### EXERCISE OBJECTIVE
Wherever the word "انظر" appears in a line, copy that line.

• • • • • • •

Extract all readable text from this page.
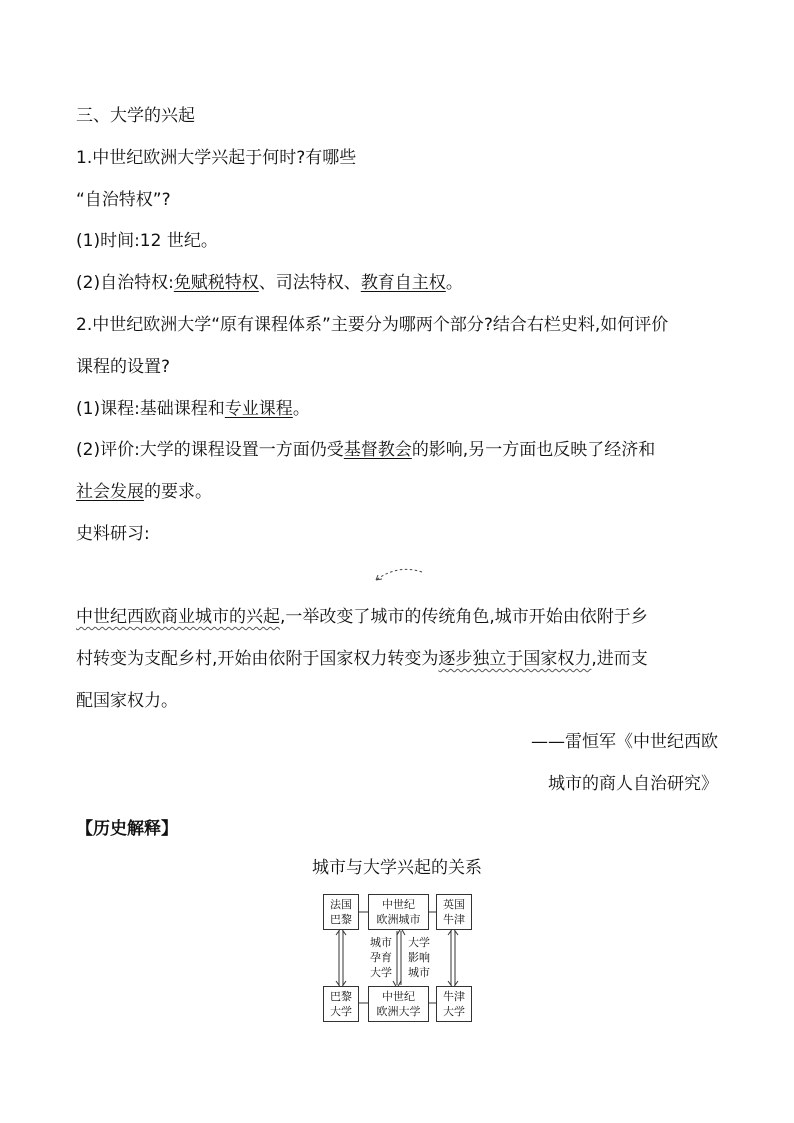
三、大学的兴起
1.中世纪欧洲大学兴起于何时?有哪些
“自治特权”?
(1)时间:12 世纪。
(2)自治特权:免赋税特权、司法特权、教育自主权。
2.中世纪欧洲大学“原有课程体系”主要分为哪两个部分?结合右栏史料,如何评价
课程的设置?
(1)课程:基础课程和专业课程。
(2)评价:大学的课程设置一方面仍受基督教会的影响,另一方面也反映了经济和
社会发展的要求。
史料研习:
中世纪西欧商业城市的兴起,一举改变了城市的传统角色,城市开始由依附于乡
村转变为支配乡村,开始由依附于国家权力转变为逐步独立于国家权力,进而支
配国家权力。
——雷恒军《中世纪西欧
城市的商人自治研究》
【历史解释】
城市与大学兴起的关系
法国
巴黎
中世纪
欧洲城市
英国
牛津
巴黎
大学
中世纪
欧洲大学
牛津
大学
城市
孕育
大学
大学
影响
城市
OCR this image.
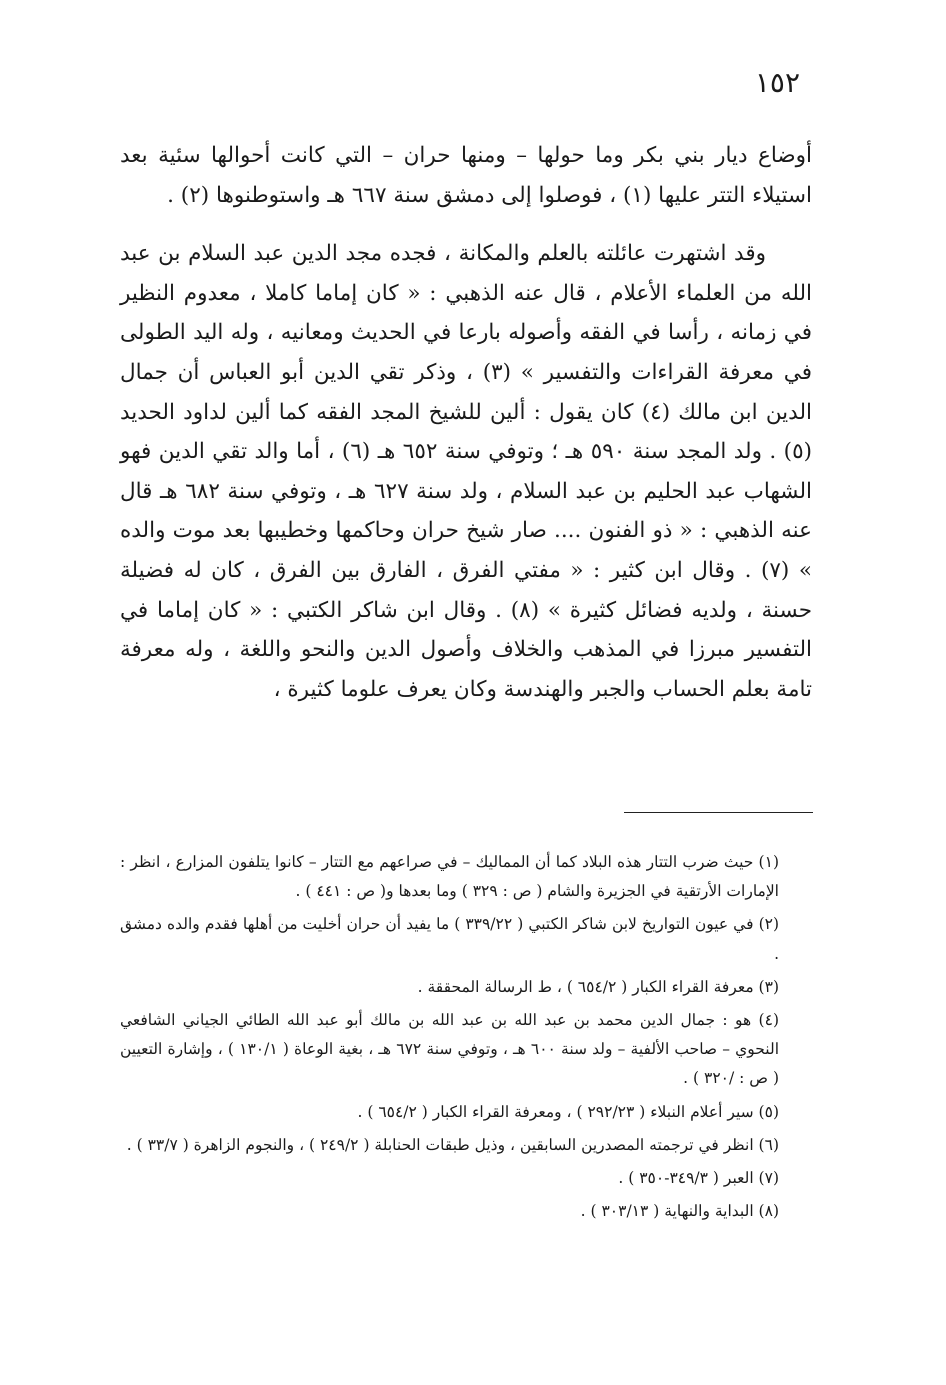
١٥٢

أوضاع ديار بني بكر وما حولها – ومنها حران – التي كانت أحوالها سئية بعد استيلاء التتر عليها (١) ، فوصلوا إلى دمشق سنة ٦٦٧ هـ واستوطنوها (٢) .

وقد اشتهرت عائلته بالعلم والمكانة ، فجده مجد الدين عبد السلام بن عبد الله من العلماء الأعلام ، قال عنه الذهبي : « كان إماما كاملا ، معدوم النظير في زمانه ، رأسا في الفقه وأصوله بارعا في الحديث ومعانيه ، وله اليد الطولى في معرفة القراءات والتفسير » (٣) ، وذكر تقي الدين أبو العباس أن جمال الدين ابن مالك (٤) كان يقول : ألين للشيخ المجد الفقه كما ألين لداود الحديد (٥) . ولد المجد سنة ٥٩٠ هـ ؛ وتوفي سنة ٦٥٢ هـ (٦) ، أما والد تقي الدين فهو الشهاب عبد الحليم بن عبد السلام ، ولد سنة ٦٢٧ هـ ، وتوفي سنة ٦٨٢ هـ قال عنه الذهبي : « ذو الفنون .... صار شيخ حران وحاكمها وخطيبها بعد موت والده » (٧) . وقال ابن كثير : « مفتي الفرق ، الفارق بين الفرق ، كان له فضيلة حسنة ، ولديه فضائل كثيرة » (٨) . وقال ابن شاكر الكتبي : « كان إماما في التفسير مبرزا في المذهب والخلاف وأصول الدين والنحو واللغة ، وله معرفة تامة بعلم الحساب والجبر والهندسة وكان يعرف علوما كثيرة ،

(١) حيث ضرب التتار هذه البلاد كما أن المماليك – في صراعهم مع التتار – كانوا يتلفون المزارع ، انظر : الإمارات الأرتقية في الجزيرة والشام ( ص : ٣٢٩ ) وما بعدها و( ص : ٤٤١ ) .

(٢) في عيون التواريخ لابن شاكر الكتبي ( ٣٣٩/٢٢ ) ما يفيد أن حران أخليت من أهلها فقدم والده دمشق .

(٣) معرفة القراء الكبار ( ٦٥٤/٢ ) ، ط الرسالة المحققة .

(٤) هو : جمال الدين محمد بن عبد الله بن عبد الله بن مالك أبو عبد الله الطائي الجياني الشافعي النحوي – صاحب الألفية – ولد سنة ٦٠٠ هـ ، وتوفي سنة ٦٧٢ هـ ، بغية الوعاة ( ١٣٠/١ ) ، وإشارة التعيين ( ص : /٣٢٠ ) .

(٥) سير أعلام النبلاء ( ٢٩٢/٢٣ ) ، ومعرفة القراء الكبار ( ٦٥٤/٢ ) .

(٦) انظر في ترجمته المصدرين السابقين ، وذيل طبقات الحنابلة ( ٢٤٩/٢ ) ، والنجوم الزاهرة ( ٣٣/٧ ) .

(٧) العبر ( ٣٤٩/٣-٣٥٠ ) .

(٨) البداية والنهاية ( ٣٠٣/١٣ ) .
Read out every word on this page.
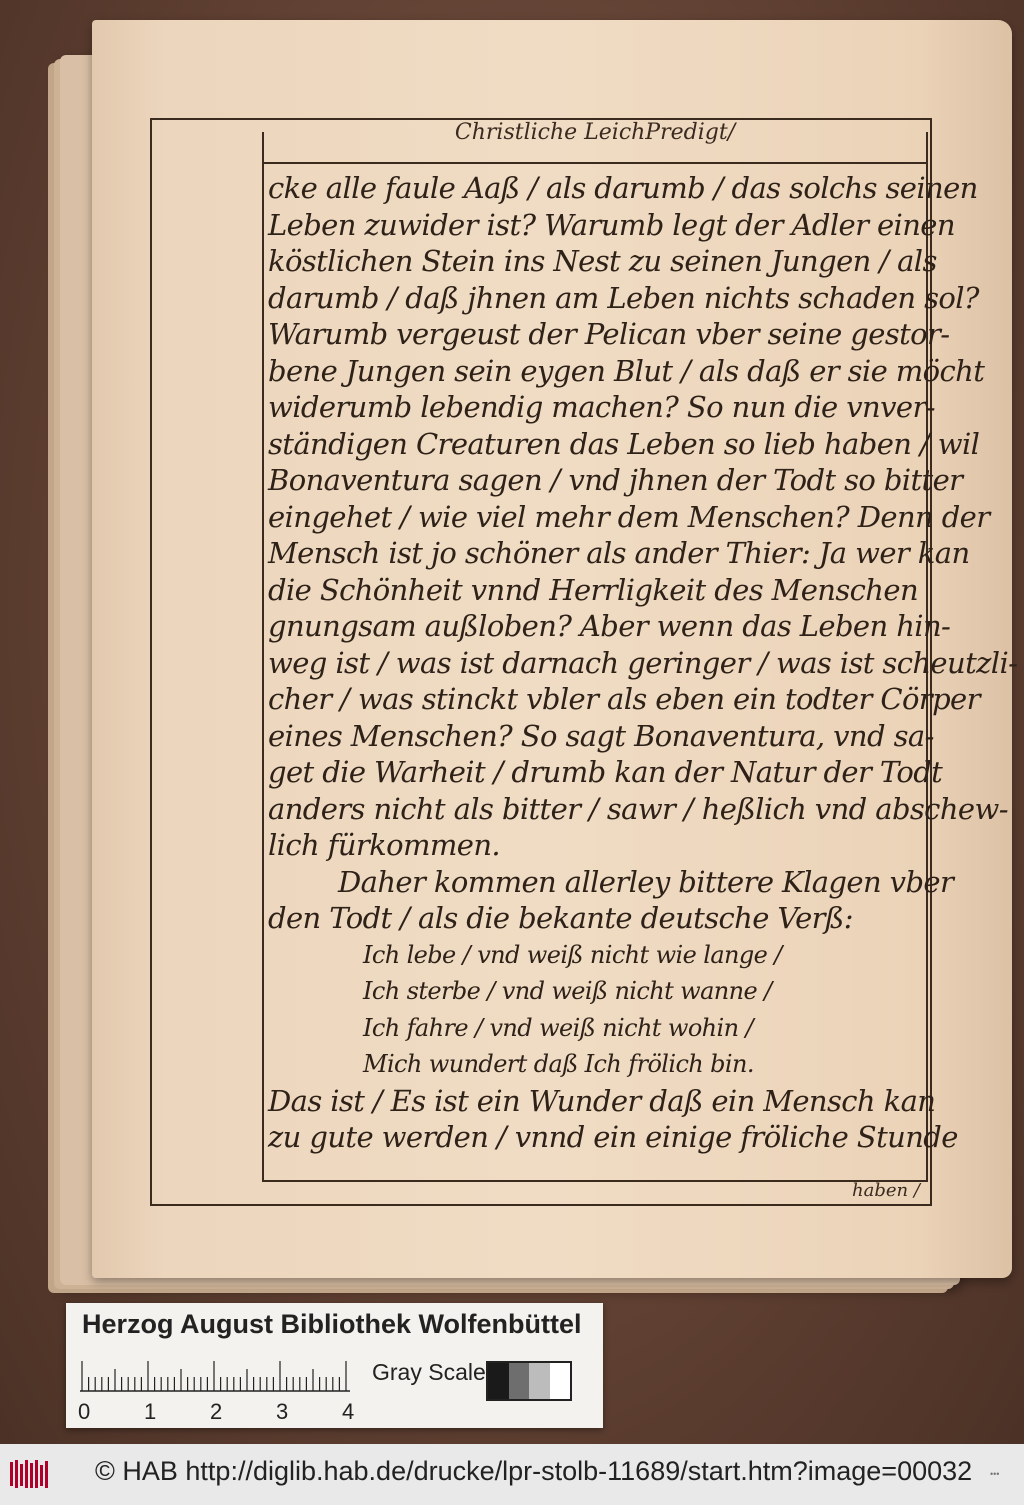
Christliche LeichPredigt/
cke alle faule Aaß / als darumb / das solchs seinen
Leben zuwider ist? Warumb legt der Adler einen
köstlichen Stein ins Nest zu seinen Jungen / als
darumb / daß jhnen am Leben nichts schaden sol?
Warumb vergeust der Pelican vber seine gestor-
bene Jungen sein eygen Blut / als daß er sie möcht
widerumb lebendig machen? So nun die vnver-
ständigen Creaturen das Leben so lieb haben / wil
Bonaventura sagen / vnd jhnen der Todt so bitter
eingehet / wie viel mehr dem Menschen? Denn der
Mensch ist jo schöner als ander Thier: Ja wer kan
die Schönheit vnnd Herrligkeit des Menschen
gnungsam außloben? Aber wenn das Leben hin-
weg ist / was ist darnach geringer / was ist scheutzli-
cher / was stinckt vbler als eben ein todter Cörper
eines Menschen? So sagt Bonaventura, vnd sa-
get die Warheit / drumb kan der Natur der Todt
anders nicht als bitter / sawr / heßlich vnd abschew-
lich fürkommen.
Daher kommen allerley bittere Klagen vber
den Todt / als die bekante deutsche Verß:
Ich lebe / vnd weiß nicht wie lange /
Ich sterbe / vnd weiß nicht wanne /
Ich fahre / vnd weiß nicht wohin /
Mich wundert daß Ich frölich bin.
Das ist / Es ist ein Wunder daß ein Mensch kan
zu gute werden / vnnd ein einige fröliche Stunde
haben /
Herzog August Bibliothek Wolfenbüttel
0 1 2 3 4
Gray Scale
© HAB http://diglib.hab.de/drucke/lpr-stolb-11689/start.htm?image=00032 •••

• • • • • • •

### THE COMPLETED TASK
(١) حيث ضرب التتار هذه البلاد كما أن المماليك – في صراعهم مع التتار – كانوا يتلفون المزارع ، انظر : الإمارات الأرتقية في الجزيرة والشام ( ص : ٣٢٩ ) وما بعدها و( ص : ٤٤١ ) .
(٦) انظر في ترجمته المصدرين السابقين ، وذيل طبقات الحنابلة ( ٢٤٩/٢ ) ، والنجوم الزاهرة ( ٣٣/٧ ) .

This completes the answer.